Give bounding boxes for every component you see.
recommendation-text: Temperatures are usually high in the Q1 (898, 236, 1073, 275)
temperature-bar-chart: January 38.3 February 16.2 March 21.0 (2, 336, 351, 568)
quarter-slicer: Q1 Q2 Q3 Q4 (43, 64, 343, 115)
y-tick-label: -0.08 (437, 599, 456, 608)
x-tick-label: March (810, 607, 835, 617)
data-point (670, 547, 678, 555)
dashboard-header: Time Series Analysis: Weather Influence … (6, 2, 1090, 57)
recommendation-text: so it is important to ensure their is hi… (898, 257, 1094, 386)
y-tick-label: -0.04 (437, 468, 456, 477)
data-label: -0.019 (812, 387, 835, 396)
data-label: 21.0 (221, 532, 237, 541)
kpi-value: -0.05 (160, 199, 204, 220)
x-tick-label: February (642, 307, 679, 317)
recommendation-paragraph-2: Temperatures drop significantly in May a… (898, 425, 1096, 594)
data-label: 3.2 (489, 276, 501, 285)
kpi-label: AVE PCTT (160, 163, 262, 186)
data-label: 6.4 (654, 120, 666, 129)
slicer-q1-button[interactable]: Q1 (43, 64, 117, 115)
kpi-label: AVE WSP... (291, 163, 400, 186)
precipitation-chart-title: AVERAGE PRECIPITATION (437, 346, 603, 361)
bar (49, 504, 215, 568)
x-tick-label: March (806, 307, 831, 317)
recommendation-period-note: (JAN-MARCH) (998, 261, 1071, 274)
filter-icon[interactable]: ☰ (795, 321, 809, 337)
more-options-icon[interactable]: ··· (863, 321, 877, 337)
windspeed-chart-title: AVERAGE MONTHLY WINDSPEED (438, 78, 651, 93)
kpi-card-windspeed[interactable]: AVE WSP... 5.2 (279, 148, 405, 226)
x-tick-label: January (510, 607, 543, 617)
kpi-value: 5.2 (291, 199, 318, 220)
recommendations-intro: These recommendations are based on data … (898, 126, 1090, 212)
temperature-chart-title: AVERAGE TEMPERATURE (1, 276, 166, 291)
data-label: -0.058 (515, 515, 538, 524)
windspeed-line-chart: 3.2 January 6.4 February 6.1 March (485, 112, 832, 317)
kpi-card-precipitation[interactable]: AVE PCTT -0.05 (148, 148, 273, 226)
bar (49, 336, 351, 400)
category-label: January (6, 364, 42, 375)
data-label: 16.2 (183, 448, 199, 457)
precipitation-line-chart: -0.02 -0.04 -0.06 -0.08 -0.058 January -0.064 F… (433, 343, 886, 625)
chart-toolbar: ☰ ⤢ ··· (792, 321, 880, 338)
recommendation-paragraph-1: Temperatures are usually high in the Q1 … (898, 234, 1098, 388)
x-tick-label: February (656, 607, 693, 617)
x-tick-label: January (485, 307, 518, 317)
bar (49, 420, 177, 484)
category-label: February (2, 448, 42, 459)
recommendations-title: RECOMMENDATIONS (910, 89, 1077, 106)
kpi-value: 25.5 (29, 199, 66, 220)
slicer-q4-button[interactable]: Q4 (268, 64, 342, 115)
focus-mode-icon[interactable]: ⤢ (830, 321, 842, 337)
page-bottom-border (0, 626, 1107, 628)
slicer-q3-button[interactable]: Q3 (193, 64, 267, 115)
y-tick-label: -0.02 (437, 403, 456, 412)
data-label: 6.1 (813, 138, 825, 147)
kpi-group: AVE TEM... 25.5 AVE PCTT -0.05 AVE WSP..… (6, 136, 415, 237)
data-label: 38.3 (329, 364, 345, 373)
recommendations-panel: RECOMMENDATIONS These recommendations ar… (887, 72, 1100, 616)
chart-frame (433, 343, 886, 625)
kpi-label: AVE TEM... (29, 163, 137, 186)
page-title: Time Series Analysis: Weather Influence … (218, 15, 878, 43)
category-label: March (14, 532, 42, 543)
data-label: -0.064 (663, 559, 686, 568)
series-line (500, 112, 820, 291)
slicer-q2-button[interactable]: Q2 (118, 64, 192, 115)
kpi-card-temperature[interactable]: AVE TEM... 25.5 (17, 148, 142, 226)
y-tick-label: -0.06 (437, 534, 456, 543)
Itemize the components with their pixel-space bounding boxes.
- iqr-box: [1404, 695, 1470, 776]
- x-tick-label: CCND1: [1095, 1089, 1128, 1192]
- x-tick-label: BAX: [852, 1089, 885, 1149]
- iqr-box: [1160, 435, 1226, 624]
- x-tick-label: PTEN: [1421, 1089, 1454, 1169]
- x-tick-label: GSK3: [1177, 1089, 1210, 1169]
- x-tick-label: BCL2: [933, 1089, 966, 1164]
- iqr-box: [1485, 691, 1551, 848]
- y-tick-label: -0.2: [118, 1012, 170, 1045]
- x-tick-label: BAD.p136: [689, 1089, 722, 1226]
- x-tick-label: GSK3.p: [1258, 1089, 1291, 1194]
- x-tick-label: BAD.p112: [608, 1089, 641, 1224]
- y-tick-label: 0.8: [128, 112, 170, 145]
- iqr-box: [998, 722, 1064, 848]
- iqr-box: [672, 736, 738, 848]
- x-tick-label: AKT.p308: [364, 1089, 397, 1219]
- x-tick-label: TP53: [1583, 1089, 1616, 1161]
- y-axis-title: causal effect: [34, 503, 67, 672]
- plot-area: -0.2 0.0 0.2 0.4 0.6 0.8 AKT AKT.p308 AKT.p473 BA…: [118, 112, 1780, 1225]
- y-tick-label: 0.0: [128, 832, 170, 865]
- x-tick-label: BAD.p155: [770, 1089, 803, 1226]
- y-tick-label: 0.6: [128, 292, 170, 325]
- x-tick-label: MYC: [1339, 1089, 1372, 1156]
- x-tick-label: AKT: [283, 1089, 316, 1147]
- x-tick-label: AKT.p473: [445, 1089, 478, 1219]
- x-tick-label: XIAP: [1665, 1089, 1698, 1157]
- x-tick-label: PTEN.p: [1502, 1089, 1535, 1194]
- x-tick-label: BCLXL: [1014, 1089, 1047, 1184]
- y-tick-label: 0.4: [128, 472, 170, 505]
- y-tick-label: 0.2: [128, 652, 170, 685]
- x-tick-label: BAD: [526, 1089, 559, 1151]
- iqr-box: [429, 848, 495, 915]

# # # # #

Report how many lines of the listing contain the string "These", with case counting. Give only the number.

-- THE REPLY --
2